* **Description of the task**:
Report only the number of lines in this material that include the string "Trie".

* **Material shown**:
____________________
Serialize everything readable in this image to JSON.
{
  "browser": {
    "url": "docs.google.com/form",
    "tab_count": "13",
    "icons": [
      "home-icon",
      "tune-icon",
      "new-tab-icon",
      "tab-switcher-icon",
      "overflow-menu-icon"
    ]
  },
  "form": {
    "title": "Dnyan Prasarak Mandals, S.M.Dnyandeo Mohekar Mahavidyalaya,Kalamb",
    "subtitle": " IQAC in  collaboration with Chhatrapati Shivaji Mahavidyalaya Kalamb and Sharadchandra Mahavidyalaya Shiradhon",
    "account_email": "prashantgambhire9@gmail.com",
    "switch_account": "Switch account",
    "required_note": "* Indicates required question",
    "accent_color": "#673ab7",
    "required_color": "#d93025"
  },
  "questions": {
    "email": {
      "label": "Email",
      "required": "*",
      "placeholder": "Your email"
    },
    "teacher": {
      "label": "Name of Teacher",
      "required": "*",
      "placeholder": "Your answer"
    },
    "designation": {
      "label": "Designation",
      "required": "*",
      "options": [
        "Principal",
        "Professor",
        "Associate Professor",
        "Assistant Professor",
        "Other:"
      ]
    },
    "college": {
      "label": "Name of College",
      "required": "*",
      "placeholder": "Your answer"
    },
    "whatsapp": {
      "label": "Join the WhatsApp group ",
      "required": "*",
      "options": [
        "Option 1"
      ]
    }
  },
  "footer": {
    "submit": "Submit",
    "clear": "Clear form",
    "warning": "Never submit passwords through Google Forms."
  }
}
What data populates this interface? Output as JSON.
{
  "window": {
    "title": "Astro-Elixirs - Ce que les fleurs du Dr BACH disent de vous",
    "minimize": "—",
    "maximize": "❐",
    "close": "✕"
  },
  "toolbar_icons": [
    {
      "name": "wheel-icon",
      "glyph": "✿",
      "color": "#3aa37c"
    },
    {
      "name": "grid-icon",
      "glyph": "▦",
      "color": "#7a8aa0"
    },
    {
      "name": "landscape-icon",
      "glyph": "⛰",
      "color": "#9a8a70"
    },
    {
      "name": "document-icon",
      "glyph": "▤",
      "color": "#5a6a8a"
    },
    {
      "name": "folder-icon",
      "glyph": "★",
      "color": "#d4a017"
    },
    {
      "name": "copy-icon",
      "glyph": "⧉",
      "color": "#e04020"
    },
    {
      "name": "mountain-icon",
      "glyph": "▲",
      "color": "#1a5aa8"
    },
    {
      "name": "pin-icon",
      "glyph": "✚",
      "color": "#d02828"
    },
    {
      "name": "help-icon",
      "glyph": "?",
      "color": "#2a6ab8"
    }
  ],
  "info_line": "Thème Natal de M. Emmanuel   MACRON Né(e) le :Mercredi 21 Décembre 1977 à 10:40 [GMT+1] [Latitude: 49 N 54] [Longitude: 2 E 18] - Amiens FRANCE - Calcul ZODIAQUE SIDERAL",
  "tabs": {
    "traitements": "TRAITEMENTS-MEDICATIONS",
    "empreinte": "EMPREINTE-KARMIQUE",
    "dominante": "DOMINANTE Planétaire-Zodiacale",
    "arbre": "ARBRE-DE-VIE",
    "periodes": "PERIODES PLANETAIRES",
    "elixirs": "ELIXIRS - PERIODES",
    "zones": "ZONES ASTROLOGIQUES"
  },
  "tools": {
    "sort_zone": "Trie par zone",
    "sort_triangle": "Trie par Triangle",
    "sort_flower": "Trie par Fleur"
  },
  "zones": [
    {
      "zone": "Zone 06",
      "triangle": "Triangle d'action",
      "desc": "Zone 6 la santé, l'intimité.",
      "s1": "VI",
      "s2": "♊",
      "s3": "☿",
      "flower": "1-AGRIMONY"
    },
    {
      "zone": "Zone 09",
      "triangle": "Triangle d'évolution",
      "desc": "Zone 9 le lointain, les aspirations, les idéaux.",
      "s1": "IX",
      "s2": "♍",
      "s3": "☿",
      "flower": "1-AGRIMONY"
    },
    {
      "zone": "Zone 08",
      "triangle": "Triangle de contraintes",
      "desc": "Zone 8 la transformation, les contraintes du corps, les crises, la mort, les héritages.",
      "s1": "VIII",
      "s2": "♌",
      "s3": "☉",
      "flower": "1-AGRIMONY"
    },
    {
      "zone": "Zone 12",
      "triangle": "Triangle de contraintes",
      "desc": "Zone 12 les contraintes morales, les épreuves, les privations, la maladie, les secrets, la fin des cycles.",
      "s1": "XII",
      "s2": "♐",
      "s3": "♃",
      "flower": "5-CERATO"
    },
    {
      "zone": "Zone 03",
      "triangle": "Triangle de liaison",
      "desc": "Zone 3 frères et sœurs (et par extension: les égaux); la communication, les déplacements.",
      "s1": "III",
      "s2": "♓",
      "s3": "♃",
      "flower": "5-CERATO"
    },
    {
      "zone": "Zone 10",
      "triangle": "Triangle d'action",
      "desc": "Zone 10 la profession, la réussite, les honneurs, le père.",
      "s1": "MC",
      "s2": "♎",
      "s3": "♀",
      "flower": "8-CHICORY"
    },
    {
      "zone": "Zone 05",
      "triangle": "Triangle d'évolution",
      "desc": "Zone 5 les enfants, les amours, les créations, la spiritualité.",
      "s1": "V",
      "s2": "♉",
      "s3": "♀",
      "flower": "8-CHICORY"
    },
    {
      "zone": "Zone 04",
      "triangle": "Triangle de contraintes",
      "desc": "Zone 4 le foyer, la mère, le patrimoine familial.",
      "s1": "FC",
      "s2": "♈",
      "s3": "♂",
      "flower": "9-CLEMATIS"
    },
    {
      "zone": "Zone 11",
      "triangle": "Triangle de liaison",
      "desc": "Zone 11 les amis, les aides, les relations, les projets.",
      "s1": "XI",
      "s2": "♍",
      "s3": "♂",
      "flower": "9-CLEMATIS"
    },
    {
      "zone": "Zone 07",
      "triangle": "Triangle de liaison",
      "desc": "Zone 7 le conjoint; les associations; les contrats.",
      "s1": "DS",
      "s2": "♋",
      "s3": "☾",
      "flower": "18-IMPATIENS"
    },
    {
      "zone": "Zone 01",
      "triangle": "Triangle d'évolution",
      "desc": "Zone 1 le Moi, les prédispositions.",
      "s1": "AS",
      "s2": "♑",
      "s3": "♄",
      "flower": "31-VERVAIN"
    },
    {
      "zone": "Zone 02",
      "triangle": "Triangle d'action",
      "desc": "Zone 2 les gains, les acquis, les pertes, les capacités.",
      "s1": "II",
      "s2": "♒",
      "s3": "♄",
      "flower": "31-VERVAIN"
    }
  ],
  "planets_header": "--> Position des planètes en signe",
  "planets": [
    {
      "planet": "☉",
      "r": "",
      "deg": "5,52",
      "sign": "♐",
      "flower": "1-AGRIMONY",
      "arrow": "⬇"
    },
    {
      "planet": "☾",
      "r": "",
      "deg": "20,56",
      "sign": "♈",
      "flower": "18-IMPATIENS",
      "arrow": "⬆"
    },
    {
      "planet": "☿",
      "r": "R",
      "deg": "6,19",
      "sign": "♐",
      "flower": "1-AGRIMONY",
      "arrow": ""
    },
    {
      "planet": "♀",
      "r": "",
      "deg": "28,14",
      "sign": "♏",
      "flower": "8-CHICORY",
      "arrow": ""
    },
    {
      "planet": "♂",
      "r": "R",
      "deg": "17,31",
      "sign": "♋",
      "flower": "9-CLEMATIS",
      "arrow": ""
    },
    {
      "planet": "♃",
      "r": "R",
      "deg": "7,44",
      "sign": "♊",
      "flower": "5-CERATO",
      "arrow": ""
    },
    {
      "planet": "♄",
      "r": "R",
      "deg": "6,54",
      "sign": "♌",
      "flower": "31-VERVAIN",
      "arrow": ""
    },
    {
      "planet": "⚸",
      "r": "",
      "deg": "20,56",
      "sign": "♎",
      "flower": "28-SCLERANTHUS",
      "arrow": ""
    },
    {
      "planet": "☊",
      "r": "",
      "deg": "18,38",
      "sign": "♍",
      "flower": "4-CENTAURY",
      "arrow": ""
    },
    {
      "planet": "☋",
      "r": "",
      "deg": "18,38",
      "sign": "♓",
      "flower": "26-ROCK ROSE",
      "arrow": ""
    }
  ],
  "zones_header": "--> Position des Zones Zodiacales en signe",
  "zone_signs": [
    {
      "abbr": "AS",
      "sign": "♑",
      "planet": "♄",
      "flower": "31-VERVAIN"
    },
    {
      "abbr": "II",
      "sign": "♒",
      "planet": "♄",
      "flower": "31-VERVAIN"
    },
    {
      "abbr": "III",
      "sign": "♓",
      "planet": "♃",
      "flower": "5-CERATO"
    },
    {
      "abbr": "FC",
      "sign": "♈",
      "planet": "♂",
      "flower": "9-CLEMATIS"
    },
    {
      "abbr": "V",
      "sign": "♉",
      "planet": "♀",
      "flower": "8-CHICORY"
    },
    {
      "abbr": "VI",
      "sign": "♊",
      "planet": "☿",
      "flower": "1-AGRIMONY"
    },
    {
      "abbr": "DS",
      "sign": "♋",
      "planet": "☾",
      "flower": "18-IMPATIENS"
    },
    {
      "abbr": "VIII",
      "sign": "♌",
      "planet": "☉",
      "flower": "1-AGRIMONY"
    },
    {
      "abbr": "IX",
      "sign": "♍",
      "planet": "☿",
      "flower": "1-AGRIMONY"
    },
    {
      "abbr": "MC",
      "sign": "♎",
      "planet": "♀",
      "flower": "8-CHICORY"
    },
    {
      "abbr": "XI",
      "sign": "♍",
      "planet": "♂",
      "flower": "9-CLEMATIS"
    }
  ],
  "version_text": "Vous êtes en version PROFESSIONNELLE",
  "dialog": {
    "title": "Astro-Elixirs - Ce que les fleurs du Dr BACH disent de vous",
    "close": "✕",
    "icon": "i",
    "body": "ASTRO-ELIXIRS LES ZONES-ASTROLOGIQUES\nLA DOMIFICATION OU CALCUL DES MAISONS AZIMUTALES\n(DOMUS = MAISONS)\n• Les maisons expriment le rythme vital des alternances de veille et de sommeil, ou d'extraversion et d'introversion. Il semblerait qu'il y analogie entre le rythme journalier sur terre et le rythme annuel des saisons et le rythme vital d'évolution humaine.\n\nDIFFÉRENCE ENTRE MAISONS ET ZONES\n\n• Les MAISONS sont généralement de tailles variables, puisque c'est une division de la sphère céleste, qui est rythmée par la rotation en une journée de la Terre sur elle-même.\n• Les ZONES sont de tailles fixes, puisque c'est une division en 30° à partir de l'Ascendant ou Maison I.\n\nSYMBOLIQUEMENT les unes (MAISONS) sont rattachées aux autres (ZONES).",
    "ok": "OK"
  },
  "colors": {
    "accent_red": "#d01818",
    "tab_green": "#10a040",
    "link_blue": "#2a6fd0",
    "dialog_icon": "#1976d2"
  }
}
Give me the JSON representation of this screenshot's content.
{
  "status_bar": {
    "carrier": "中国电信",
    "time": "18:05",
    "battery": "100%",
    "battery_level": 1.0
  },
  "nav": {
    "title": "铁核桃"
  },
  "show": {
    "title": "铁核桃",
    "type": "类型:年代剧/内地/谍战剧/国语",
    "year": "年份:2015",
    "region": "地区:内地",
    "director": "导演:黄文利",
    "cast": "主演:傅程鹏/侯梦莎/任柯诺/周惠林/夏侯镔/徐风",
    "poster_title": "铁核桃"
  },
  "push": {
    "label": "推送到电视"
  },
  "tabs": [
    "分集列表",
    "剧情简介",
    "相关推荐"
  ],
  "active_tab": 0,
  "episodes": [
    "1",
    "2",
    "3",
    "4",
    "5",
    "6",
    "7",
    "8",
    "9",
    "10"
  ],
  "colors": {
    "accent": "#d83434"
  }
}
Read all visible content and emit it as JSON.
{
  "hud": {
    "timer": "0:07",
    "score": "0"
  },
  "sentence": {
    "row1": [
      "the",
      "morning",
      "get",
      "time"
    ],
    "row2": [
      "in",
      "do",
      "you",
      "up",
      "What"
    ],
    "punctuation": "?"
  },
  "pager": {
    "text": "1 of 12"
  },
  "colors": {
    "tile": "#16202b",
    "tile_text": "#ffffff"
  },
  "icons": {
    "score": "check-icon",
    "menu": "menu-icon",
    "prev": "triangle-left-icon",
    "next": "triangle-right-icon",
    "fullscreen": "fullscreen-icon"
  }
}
____________________
* **Answer to this task**:
3